** BEGIN EXTRACTED DATA **

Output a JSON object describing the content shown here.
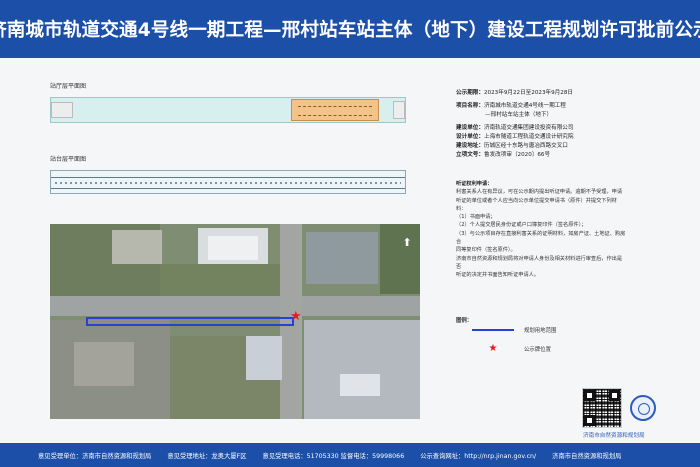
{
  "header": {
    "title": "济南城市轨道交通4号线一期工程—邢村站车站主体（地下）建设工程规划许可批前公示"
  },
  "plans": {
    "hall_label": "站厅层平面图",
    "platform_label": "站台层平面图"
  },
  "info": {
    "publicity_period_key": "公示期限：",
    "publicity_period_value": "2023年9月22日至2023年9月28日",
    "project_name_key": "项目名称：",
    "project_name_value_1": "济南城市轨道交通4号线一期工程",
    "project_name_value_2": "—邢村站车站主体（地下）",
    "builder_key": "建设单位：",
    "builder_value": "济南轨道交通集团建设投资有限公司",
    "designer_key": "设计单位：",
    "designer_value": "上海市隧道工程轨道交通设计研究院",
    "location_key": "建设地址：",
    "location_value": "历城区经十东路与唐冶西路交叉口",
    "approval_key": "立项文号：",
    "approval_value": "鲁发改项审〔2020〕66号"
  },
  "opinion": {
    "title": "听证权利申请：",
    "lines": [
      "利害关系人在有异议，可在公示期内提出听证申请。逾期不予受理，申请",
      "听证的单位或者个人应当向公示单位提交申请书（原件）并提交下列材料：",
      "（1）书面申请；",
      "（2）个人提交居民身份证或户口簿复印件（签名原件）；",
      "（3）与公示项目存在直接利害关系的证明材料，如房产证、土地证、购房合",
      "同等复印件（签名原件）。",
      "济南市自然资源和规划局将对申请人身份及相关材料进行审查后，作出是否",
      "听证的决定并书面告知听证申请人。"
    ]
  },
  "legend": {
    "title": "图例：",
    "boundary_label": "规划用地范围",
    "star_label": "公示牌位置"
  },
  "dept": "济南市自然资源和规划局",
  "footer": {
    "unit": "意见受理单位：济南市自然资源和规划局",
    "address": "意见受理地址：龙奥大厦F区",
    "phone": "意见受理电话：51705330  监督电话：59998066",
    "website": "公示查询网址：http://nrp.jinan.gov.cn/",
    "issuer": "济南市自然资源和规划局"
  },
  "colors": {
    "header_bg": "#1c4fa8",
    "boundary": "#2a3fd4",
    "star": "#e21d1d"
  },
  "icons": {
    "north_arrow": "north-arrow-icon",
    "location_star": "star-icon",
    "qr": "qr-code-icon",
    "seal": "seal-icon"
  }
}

** END EXTRACTED DATA **

> GIVEN INSTRUCTION
Leave out the pictures and copy the rest of the material above exactly.

> ANSWER TO THIS TASK
Output a JSON object describing the content shown here.
{
  "header": {
    "title": "济南城市轨道交通4号线一期工程—邢村站车站主体（地下）建设工程规划许可批前公示"
  },
  "plans": {
    "hall_label": "站厅层平面图",
    "platform_label": "站台层平面图"
  },
  "info": {
    "publicity_period_key": "公示期限：",
    "publicity_period_value": "2023年9月22日至2023年9月28日",
    "project_name_key": "项目名称：",
    "project_name_value_1": "济南城市轨道交通4号线一期工程",
    "project_name_value_2": "—邢村站车站主体（地下）",
    "builder_key": "建设单位：",
    "builder_value": "济南轨道交通集团建设投资有限公司",
    "designer_key": "设计单位：",
    "designer_value": "上海市隧道工程轨道交通设计研究院",
    "location_key": "建设地址：",
    "location_value": "历城区经十东路与唐冶西路交叉口",
    "approval_key": "立项文号：",
    "approval_value": "鲁发改项审〔2020〕66号"
  },
  "opinion": {
    "title": "听证权利申请：",
    "lines": [
      "利害关系人在有异议，可在公示期内提出听证申请。逾期不予受理，申请",
      "听证的单位或者个人应当向公示单位提交申请书（原件）并提交下列材料：",
      "（1）书面申请；",
      "（2）个人提交居民身份证或户口簿复印件（签名原件）；",
      "（3）与公示项目存在直接利害关系的证明材料，如房产证、土地证、购房合",
      "同等复印件（签名原件）。",
      "济南市自然资源和规划局将对申请人身份及相关材料进行审查后，作出是否",
      "听证的决定并书面告知听证申请人。"
    ]
  },
  "legend": {
    "title": "图例：",
    "boundary_label": "规划用地范围",
    "star_label": "公示牌位置"
  },
  "dept": "济南市自然资源和规划局",
  "footer": {
    "unit": "意见受理单位：济南市自然资源和规划局",
    "address": "意见受理地址：龙奥大厦F区",
    "phone": "意见受理电话：51705330  监督电话：59998066",
    "website": "公示查询网址：http://nrp.jinan.gov.cn/",
    "issuer": "济南市自然资源和规划局"
  },
  "colors": {
    "header_bg": "#1c4fa8",
    "boundary": "#2a3fd4",
    "star": "#e21d1d"
  },
  "icons": {
    "north_arrow": "north-arrow-icon",
    "location_star": "star-icon",
    "qr": "qr-code-icon",
    "seal": "seal-icon"
  }
}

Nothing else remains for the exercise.